## Stated exercise:
Return every line of the material exactly.

## Data shown:
+ + + + + + +

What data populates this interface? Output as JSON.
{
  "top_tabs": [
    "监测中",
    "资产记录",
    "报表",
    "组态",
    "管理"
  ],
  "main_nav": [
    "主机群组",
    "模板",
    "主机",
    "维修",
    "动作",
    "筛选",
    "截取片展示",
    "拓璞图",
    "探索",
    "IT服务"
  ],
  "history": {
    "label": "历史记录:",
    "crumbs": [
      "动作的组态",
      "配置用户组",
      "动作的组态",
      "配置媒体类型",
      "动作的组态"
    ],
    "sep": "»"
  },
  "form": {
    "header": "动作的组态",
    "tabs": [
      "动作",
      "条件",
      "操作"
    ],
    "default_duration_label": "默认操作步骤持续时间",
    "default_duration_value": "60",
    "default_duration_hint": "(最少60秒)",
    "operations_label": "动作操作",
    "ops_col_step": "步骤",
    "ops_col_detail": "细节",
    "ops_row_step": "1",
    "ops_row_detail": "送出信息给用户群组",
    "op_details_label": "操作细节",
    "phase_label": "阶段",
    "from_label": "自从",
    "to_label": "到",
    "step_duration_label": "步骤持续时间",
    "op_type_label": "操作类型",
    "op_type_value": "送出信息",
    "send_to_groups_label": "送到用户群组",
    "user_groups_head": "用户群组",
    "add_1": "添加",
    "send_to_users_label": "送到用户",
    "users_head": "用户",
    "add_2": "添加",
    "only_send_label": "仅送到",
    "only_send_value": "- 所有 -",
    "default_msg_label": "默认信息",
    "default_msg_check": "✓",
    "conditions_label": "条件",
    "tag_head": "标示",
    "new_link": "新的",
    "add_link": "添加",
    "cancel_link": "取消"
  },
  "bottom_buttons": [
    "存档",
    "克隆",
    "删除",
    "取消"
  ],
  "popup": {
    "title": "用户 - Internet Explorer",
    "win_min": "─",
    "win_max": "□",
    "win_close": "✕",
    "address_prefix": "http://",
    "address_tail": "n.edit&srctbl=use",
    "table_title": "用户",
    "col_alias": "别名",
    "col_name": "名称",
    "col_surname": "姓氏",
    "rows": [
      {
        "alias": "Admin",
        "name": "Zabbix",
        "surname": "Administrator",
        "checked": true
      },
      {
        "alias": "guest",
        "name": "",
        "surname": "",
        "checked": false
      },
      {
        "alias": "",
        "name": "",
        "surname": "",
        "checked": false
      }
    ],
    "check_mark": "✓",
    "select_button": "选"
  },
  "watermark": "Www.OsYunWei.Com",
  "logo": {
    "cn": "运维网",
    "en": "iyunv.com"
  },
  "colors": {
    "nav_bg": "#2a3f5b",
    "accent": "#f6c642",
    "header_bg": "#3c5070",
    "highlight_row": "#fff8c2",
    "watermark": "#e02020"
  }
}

+ + + + + + +

## Exercise output:
What data populates this interface? Output as JSON.
{
  "top_tabs": [
    "监测中",
    "资产记录",
    "报表",
    "组态",
    "管理"
  ],
  "main_nav": [
    "主机群组",
    "模板",
    "主机",
    "维修",
    "动作",
    "筛选",
    "截取片展示",
    "拓璞图",
    "探索",
    "IT服务"
  ],
  "history": {
    "label": "历史记录:",
    "crumbs": [
      "动作的组态",
      "配置用户组",
      "动作的组态",
      "配置媒体类型",
      "动作的组态"
    ],
    "sep": "»"
  },
  "form": {
    "header": "动作的组态",
    "tabs": [
      "动作",
      "条件",
      "操作"
    ],
    "default_duration_label": "默认操作步骤持续时间",
    "default_duration_value": "60",
    "default_duration_hint": "(最少60秒)",
    "operations_label": "动作操作",
    "ops_col_step": "步骤",
    "ops_col_detail": "细节",
    "ops_row_step": "1",
    "ops_row_detail": "送出信息给用户群组",
    "op_details_label": "操作细节",
    "phase_label": "阶段",
    "from_label": "自从",
    "to_label": "到",
    "step_duration_label": "步骤持续时间",
    "op_type_label": "操作类型",
    "op_type_value": "送出信息",
    "send_to_groups_label": "送到用户群组",
    "user_groups_head": "用户群组",
    "add_1": "添加",
    "send_to_users_label": "送到用户",
    "users_head": "用户",
    "add_2": "添加",
    "only_send_label": "仅送到",
    "only_send_value": "- 所有 -",
    "default_msg_label": "默认信息",
    "default_msg_check": "✓",
    "conditions_label": "条件",
    "tag_head": "标示",
    "new_link": "新的",
    "add_link": "添加",
    "cancel_link": "取消"
  },
  "bottom_buttons": [
    "存档",
    "克隆",
    "删除",
    "取消"
  ],
  "popup": {
    "title": "用户 - Internet Explorer",
    "win_min": "─",
    "win_max": "□",
    "win_close": "✕",
    "address_prefix": "http://",
    "address_tail": "n.edit&srctbl=use",
    "table_title": "用户",
    "col_alias": "别名",
    "col_name": "名称",
    "col_surname": "姓氏",
    "rows": [
      {
        "alias": "Admin",
        "name": "Zabbix",
        "surname": "Administrator",
        "checked": true
      },
      {
        "alias": "guest",
        "name": "",
        "surname": "",
        "checked": false
      },
      {
        "alias": "",
        "name": "",
        "surname": "",
        "checked": false
      }
    ],
    "check_mark": "✓",
    "select_button": "选"
  },
  "watermark": "Www.OsYunWei.Com",
  "logo": {
    "cn": "运维网",
    "en": "iyunv.com"
  },
  "colors": {
    "nav_bg": "#2a3f5b",
    "accent": "#f6c642",
    "header_bg": "#3c5070",
    "highlight_row": "#fff8c2",
    "watermark": "#e02020"
  }
}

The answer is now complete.